§ REQUIREMENT: Reproduce the listing below without changes, except that pictures are left out.

********

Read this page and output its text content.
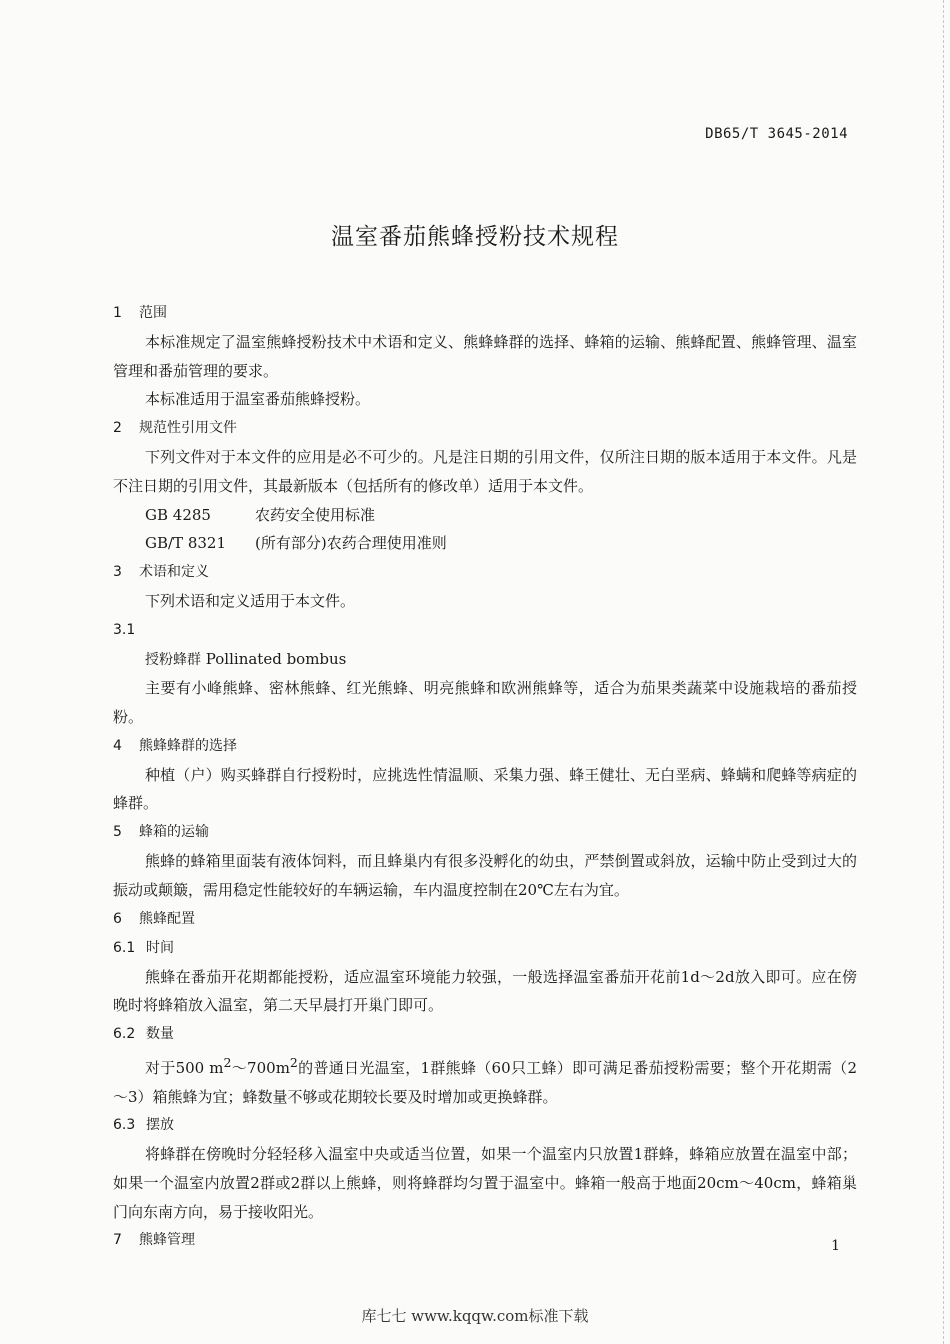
DB65/T 3645-2014
温室番茄熊蜂授粉技术规程
1 范围
本标准规定了温室熊蜂授粉技术中术语和定义、熊蜂蜂群的选择、蜂箱的运输、熊蜂配置、熊蜂管理、温室管理和番茄管理的要求。
本标准适用于温室番茄熊蜂授粉。
2 规范性引用文件
下列文件对于本文件的应用是必不可少的。凡是注日期的引用文件，仅所注日期的版本适用于本文件。凡是不注日期的引用文件，其最新版本（包括所有的修改单）适用于本文件。
GB 4285	农药安全使用标准
GB/T 8321	(所有部分)农药合理使用准则
3 术语和定义
下列术语和定义适用于本文件。
3.1
授粉蜂群 Pollinated bombus
主要有小峰熊蜂、密林熊蜂、红光熊蜂、明亮熊蜂和欧洲熊蜂等，适合为茄果类蔬菜中设施栽培的番茄授粉。
4 熊蜂蜂群的选择
种植（户）购买蜂群自行授粉时，应挑选性情温顺、采集力强、蜂王健壮、无白垩病、蜂螨和爬蜂等病症的蜂群。
5 蜂箱的运输
熊蜂的蜂箱里面装有液体饲料，而且蜂巢内有很多没孵化的幼虫，严禁倒置或斜放，运输中防止受到过大的振动或颠簸，需用稳定性能较好的车辆运输，车内温度控制在20℃左右为宜。
6 熊蜂配置
6.1 时间
熊蜂在番茄开花期都能授粉，适应温室环境能力较强，一般选择温室番茄开花前1d～2d放入即可。应在傍晚时将蜂箱放入温室，第二天早晨打开巢门即可。
6.2 数量
对于500 $m^2\sim 700m^2$的普通日光温室，1群熊蜂（60只工蜂）即可满足番茄授粉需要；整个开花期需（2～3）箱熊蜂为宜；蜂数量不够或花期较长要及时增加或更换蜂群。
6.3 摆放
将蜂群在傍晚时分轻轻移入温室中央或适当位置，如果一个温室内只放置1群蜂，蜂箱应放置在温室中部；如果一个温室内放置2群或2群以上熊蜂，则将蜂群均匀置于温室中。蜂箱一般高于地面20cm～40cm，蜂箱巢门向东南方向，易于接收阳光。
7 熊蜂管理	1
库七七 www.kqqw.com标准下载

********

§ SOLUTION FOR THIS EXERCISE:
Read this page and output its text content.
DB65/T 3645-2014
温室番茄熊蜂授粉技术规程
1 范围
本标准规定了温室熊蜂授粉技术中术语和定义、熊蜂蜂群的选择、蜂箱的运输、熊蜂配置、熊蜂管理、温室管理和番茄管理的要求。
本标准适用于温室番茄熊蜂授粉。
2 规范性引用文件
下列文件对于本文件的应用是必不可少的。凡是注日期的引用文件，仅所注日期的版本适用于本文件。凡是不注日期的引用文件，其最新版本（包括所有的修改单）适用于本文件。
GB 4285	农药安全使用标准
GB/T 8321	(所有部分)农药合理使用准则
3 术语和定义
下列术语和定义适用于本文件。
3.1
授粉蜂群 Pollinated bombus
主要有小峰熊蜂、密林熊蜂、红光熊蜂、明亮熊蜂和欧洲熊蜂等，适合为茄果类蔬菜中设施栽培的番茄授粉。
4 熊蜂蜂群的选择
种植（户）购买蜂群自行授粉时，应挑选性情温顺、采集力强、蜂王健壮、无白垩病、蜂螨和爬蜂等病症的蜂群。
5 蜂箱的运输
熊蜂的蜂箱里面装有液体饲料，而且蜂巢内有很多没孵化的幼虫，严禁倒置或斜放，运输中防止受到过大的振动或颠簸，需用稳定性能较好的车辆运输，车内温度控制在20℃左右为宜。
6 熊蜂配置
6.1 时间
熊蜂在番茄开花期都能授粉，适应温室环境能力较强，一般选择温室番茄开花前1d～2d放入即可。应在傍晚时将蜂箱放入温室，第二天早晨打开巢门即可。
6.2 数量
对于500 $m^2\sim 700m^2$的普通日光温室，1群熊蜂（60只工蜂）即可满足番茄授粉需要；整个开花期需（2～3）箱熊蜂为宜；蜂数量不够或花期较长要及时增加或更换蜂群。
6.3 摆放
将蜂群在傍晚时分轻轻移入温室中央或适当位置，如果一个温室内只放置1群蜂，蜂箱应放置在温室中部；如果一个温室内放置2群或2群以上熊蜂，则将蜂群均匀置于温室中。蜂箱一般高于地面20cm～40cm，蜂箱巢门向东南方向，易于接收阳光。
7 熊蜂管理	1
库七七 www.kqqw.com标准下载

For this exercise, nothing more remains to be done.